--- PROBLEM A ---
Reproduce word for word the part of the Starbucks tea story from "I ventured out" to "one. (eyes rolling)".
--- PROBLEM B ---
In the Starbucks tea story, where is the Starbucks that Kim visits located?
--- PROBLEM C ---
What are all the coughs, hacks and sneezes written into Kim's lines of dialogue in the Starbucks tea story? Give them in order.

— begin TEXT PASSAGE —

I ventured out to Meijer for Captain Crunch and any and all the .over the counter drugs that would offer relief to my misery. As luck would have it my Meijer has a Starbucks and I thought that a nice cup of hot tea with honey might just insure my survival during this outing. I walked up and with a voice cluttered with mucous said I would like a small hot tea. This is how it played out.
Kim: I would like a hot tea, please ….HACK, Cough!!!!
Snotty Starbuck Girl (SSG): What kind of tea?
Kim: I just want plain tea…Hack!
SSG: We don’t have regular tea but we have ….see goes on to name 24 different varieties all with different colors and names like Green Tea Zen.
Kim: Just give me the basic tea. SNEEZE
SSG: We don’t have basic tea you have to pick one. (eyes rolling)
Kim: I don’t know which one I want!!! UGH don’t you just have Lipton like tea.

— end TEXT PASSAGE —
— begin RECORDS SHOWN —

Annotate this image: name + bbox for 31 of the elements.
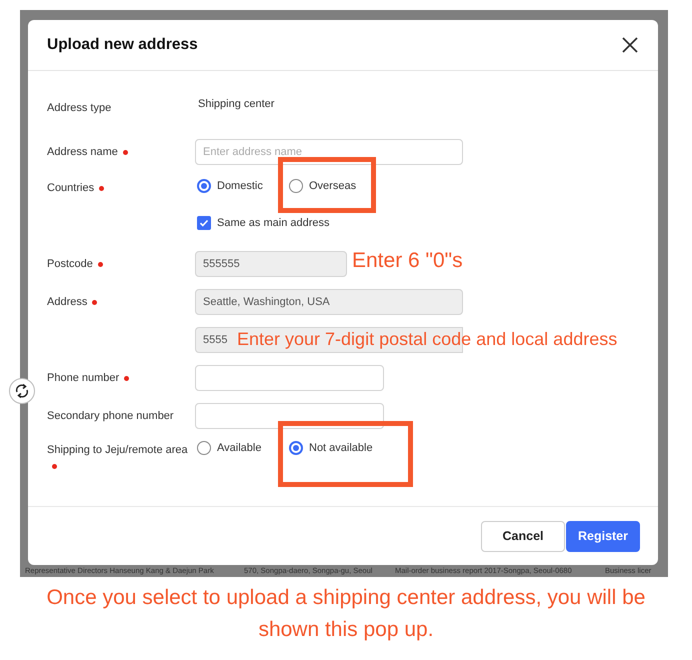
radio-button[interactable] xyxy=(197,179,211,193)
annotation-text: Enter 6 "0"s xyxy=(352,250,463,272)
refresh-button[interactable] xyxy=(9,378,35,404)
radio-button[interactable] xyxy=(197,441,211,455)
field-label: Countries xyxy=(47,182,94,194)
field-label: Address xyxy=(47,296,88,308)
radio-option[interactable]: Not available xyxy=(289,435,373,461)
checkbox-label: Same as main address xyxy=(217,217,330,229)
input-field[interactable] xyxy=(195,365,384,391)
checkbox[interactable] xyxy=(197,216,211,230)
radio-option[interactable]: Overseas xyxy=(289,173,356,199)
field-label: Shipping to Jeju/remote area xyxy=(47,444,188,456)
annotation-text: Enter your 7-digit postal code and local address xyxy=(237,327,618,353)
field-label: Secondary phone number xyxy=(47,410,174,422)
field-label: Phone number xyxy=(47,372,120,384)
field-label: Address name xyxy=(47,146,118,158)
refresh-icon xyxy=(14,383,30,399)
radio-button[interactable] xyxy=(289,441,303,455)
field-label: Postcode xyxy=(47,258,93,270)
radio-option[interactable]: Available xyxy=(197,435,262,461)
caption-text: Once you select to upload a shipping center address, you will be shown this pop up. xyxy=(46,585,646,643)
input-field[interactable]: Enter address name xyxy=(195,139,463,165)
field-value: Shipping center xyxy=(197,97,274,112)
radio-option[interactable]: Domestic xyxy=(197,173,263,199)
register-button[interactable]: Register xyxy=(566,520,640,552)
dialog-title: Upload new address xyxy=(47,36,198,54)
radio-button[interactable] xyxy=(289,179,303,193)
cancel-button[interactable]: Cancel xyxy=(481,520,565,552)
check-icon xyxy=(199,218,209,228)
field-label: Address type xyxy=(47,102,112,114)
close-icon[interactable] xyxy=(622,37,638,53)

— end RECORDS SHOWN —

--- WORKED SOLUTION A ---
I ventured out to Meijer for Captain Crunch and any and all the .over the counter drugs that would offer relief to my misery. As luck would have it my Meijer has a Starbucks and I thought that a nice cup of hot tea with honey might just insure my survival during this outing. I walked up and with a voice cluttered with mucous said I would like a small hot tea. This is how it played out.
Kim: I would like a hot tea, please ….HACK, Cough!!!!
Snotty Starbuck Girl (SSG): What kind of tea?
Kim: I just want plain tea…Hack!
SSG: We don’t have regular tea but we have ….see goes on to name 24 different varieties all with different colors and names like Green Tea Zen.
Kim: Just give me the basic tea. SNEEZE
SSG: We don’t have basic tea you have to pick one. (eyes rolling)

--- WORKED SOLUTION B ---
Inside the narrator's Meijer store.

--- WORKED SOLUTION C ---
HACK, Cough, Hack, SNEEZE